> [What is asked]
Copy every line of the data that contains the string "Usage".

> [Recorded information]

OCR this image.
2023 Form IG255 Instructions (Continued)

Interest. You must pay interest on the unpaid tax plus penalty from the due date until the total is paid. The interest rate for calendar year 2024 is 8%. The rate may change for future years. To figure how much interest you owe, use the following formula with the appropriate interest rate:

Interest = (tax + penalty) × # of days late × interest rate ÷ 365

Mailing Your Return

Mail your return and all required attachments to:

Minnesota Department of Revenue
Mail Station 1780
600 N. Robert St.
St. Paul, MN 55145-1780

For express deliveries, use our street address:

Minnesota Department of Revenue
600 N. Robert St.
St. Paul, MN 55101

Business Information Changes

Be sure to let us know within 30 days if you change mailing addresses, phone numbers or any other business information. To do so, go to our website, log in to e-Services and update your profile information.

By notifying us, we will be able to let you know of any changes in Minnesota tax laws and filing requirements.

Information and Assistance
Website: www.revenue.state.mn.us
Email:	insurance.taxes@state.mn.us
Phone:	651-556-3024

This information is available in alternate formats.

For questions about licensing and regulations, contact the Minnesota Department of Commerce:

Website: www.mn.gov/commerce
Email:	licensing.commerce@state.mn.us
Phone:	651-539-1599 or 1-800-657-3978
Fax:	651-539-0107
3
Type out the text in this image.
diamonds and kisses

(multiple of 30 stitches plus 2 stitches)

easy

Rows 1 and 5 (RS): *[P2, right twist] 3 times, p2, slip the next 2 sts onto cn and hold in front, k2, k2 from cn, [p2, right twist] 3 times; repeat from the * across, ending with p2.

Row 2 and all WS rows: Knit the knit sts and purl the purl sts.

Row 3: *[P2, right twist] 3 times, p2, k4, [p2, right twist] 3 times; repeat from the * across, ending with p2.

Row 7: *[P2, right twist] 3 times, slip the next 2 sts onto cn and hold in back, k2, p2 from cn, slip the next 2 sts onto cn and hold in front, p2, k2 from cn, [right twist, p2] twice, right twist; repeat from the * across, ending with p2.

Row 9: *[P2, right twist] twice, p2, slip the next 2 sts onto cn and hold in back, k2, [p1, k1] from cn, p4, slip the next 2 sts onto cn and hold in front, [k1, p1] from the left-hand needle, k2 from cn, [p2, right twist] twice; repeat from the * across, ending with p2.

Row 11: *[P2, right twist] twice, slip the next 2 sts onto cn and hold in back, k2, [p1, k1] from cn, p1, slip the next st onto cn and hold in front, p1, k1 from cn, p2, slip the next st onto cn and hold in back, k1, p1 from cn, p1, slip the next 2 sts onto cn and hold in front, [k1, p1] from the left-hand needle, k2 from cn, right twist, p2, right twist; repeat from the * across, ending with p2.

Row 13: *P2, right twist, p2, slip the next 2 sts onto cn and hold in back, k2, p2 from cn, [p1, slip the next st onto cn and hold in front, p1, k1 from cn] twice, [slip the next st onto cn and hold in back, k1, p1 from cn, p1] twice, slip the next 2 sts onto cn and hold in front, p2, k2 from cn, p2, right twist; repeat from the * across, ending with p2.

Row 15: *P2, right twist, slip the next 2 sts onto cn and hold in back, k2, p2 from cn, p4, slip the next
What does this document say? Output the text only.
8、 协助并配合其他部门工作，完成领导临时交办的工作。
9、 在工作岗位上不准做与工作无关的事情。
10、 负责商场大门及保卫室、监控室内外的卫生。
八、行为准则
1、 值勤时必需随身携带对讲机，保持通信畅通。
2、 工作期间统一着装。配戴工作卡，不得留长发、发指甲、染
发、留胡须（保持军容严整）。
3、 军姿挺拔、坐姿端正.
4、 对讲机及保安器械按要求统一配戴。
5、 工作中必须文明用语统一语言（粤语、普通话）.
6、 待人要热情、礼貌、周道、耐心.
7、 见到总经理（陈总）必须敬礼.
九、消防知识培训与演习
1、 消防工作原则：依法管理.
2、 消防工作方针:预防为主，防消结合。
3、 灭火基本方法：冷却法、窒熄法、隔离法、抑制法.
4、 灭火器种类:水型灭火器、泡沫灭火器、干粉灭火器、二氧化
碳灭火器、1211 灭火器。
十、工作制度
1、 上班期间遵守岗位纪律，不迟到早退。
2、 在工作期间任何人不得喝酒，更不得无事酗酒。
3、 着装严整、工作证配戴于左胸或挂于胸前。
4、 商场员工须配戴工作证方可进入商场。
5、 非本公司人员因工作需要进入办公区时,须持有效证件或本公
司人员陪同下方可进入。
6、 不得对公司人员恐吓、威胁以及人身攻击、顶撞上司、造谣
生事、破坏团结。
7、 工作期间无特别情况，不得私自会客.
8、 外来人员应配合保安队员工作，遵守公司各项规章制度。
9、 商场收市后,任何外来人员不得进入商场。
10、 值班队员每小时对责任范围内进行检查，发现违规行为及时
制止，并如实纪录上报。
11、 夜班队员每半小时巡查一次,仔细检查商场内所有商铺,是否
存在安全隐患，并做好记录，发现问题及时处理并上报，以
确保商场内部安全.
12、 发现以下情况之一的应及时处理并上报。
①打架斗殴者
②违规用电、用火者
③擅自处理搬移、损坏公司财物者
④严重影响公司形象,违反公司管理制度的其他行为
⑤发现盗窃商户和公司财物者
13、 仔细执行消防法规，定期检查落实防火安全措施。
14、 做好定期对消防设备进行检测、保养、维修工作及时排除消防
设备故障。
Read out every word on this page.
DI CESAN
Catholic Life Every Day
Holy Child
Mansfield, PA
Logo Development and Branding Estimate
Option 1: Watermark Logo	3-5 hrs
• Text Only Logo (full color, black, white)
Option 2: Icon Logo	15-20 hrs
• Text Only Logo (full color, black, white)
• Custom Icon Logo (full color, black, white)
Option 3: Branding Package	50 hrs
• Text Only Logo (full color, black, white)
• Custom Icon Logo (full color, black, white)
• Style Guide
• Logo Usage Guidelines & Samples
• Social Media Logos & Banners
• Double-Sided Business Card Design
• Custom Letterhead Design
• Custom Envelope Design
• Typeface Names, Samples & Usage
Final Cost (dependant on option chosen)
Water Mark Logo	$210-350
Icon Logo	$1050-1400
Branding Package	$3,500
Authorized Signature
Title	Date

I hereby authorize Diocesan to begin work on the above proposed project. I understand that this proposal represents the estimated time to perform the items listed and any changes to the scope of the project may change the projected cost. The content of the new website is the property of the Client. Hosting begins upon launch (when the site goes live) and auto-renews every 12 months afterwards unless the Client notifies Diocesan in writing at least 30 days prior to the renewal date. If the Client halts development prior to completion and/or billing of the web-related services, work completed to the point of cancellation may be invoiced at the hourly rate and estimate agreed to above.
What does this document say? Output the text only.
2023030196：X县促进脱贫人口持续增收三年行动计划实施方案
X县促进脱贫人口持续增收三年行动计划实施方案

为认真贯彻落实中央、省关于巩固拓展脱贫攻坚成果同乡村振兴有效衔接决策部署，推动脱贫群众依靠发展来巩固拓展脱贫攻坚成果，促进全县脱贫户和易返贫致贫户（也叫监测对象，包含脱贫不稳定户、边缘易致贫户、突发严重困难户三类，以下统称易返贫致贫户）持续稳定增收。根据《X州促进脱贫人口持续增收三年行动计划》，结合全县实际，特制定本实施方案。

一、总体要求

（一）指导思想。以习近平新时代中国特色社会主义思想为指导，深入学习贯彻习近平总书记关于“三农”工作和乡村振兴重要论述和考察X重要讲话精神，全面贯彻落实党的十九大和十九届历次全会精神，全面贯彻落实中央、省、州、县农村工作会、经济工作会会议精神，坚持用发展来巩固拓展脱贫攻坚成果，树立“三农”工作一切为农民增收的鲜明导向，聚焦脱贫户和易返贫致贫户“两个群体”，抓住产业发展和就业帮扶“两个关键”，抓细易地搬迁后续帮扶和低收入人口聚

> [Answer]
• Logo Usage Guidelines & Samples
• Typeface Names, Samples & Usage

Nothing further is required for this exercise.